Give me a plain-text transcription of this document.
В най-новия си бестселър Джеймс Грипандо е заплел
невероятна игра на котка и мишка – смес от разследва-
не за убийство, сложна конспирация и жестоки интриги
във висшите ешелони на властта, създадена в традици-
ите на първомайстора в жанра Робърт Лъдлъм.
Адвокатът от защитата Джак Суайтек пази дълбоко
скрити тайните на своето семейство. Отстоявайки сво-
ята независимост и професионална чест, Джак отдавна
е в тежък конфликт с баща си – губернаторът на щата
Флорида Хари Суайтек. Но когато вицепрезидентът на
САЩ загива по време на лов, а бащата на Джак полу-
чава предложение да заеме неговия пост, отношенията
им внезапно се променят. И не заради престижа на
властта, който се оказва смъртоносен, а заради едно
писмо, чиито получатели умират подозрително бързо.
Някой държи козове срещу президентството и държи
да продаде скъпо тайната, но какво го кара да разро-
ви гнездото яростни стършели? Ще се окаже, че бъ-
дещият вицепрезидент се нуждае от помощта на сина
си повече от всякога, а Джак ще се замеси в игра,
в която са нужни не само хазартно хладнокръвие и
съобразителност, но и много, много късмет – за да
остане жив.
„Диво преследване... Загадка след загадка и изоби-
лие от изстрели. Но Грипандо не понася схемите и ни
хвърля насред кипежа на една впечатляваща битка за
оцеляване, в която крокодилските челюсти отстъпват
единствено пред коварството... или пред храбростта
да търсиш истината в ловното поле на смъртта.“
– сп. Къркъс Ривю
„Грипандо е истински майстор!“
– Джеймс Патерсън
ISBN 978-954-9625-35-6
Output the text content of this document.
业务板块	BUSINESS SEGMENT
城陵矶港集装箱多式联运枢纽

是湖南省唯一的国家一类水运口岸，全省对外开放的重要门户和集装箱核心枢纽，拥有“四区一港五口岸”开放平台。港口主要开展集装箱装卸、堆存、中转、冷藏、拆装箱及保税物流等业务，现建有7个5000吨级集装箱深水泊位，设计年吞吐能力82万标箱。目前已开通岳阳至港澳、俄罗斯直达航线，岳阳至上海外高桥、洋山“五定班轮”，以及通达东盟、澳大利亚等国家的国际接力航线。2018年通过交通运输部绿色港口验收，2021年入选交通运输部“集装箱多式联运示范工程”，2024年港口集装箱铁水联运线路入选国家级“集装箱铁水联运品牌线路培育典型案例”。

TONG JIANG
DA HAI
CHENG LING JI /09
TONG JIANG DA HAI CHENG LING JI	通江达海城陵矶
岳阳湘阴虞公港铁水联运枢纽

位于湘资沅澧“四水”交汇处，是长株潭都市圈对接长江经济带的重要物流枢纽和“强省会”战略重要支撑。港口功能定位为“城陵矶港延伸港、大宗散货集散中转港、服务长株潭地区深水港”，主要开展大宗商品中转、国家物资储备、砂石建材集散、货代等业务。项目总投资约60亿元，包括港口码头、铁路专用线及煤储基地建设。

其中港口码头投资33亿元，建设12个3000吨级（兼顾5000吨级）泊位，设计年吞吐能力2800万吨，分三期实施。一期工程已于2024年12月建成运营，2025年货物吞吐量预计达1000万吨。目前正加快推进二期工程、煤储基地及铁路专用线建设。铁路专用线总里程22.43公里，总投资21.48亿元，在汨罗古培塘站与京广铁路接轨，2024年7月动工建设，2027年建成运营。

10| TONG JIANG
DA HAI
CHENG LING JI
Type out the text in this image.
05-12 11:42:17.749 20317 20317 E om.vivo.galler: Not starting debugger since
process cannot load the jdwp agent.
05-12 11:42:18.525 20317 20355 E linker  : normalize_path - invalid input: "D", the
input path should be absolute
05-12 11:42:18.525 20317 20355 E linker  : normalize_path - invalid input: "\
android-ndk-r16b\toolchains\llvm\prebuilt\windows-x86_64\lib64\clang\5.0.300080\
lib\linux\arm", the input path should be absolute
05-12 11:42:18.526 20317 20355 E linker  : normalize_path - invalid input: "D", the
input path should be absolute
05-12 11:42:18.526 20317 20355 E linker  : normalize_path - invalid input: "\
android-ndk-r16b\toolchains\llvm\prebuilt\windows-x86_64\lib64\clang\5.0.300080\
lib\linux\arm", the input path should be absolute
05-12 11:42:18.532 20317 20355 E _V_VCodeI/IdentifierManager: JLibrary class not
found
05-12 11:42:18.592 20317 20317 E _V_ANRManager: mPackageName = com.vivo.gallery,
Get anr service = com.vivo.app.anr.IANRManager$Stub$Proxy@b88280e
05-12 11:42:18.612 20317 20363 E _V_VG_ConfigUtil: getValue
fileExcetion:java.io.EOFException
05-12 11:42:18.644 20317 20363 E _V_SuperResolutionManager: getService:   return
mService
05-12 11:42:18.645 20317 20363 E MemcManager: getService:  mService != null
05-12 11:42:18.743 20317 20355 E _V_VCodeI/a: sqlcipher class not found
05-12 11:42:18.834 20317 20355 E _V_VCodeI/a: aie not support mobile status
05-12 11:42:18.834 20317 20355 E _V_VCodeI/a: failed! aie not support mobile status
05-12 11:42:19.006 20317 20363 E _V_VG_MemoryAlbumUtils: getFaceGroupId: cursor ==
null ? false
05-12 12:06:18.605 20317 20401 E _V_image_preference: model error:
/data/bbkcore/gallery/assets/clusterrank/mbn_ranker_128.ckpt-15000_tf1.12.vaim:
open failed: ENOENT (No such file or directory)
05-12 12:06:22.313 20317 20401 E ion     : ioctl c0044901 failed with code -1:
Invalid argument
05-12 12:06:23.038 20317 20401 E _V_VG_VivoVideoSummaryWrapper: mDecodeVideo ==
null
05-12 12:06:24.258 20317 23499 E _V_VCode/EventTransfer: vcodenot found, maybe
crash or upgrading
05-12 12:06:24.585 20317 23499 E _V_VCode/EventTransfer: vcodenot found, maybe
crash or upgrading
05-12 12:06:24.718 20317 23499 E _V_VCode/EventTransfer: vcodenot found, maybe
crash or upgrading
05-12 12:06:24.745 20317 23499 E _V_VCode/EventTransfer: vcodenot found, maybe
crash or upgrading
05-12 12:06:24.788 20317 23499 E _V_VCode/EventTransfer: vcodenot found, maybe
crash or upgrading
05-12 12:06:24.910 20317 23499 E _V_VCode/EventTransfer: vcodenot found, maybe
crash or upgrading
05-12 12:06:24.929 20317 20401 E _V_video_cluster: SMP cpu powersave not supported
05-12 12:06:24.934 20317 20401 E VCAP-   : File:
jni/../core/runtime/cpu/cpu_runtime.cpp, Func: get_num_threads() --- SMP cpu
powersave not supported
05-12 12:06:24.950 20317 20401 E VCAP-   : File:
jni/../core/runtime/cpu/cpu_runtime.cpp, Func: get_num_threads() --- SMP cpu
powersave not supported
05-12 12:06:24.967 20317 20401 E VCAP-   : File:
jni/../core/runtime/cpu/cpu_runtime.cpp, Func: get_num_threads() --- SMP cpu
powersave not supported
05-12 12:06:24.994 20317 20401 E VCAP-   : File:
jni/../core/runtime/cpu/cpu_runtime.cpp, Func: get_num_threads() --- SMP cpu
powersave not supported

···

_SHORT EXERCISE_: Report each line in the data that holds the word "class".

_SOLUTION_:
05-12 11:42:18.532 20317 20355 E _V_VCodeI/IdentifierManager: JLibrary class not
05-12 11:42:18.743 20317 20355 E _V_VCodeI/a: sqlcipher class not found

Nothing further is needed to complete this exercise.